## Your goal
Only a number is wanted here: the number of lines of the data that include "JSON".

## Data excerpts
****
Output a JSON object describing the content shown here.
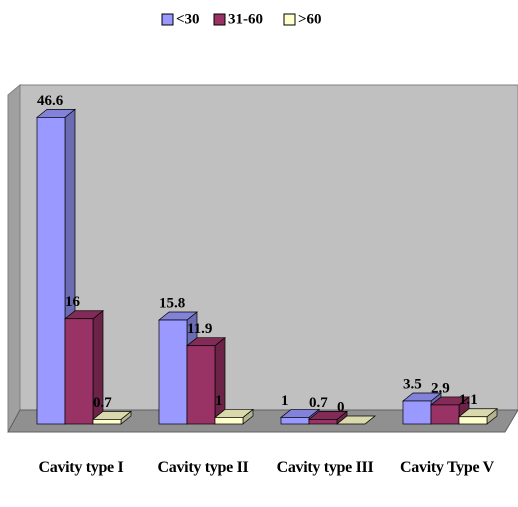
{
  "chart_data": {
    "type": "bar3d",
    "categories": [
      "Cavity type I",
      "Cavity type II",
      "Cavity type III",
      "Cavity Type V"
    ],
    "series": [
      {
        "name": "<30",
        "color": "#9999ff",
        "values": [
          46.6,
          15.8,
          1,
          3.5
        ]
      },
      {
        "name": "31-60",
        "color": "#993366",
        "values": [
          16,
          11.9,
          0.7,
          2.9
        ]
      },
      {
        "name": ">60",
        "color": "#ffffcc",
        "values": [
          0.7,
          1,
          0,
          1.1
        ]
      }
    ],
    "ylim": [
      0,
      50
    ],
    "legend": "top"
  }
}
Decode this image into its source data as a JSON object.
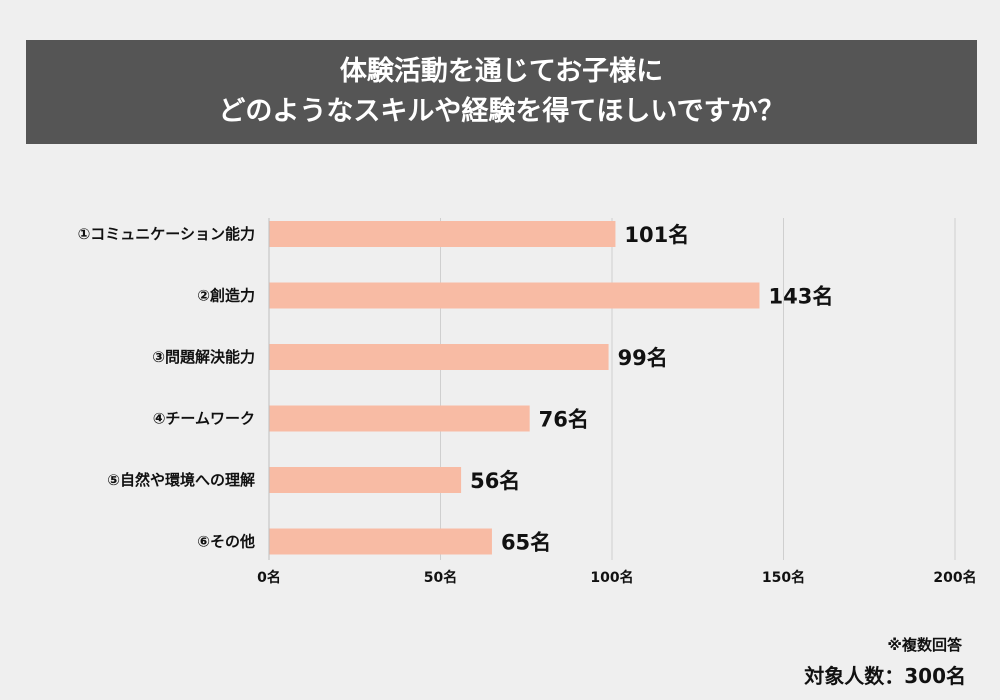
{
  "title": {
    "line1": "体験活動を通じてお子様に",
    "line2": "どのようなスキルや経験を得てほしいですか？"
  },
  "chart_data": {
    "type": "bar",
    "orientation": "horizontal",
    "categories": [
      "①コミュニケーション能力",
      "②創造力",
      "③問題解決能力",
      "④チームワーク",
      "⑤自然や環境への理解",
      "⑥その他"
    ],
    "values": [
      101,
      143,
      99,
      76,
      56,
      65
    ],
    "value_labels": [
      "101名",
      "143名",
      "99名",
      "76名",
      "56名",
      "65名"
    ],
    "xlim": [
      0,
      200
    ],
    "x_ticks": [
      0,
      50,
      100,
      150,
      200
    ],
    "x_tick_labels": [
      "0名",
      "50名",
      "100名",
      "150名",
      "200名"
    ],
    "grid": true,
    "bar_color": "#f8bba4"
  },
  "footer": {
    "note": "※複数回答",
    "total": "対象人数：300名"
  }
}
****
## Exercise result
2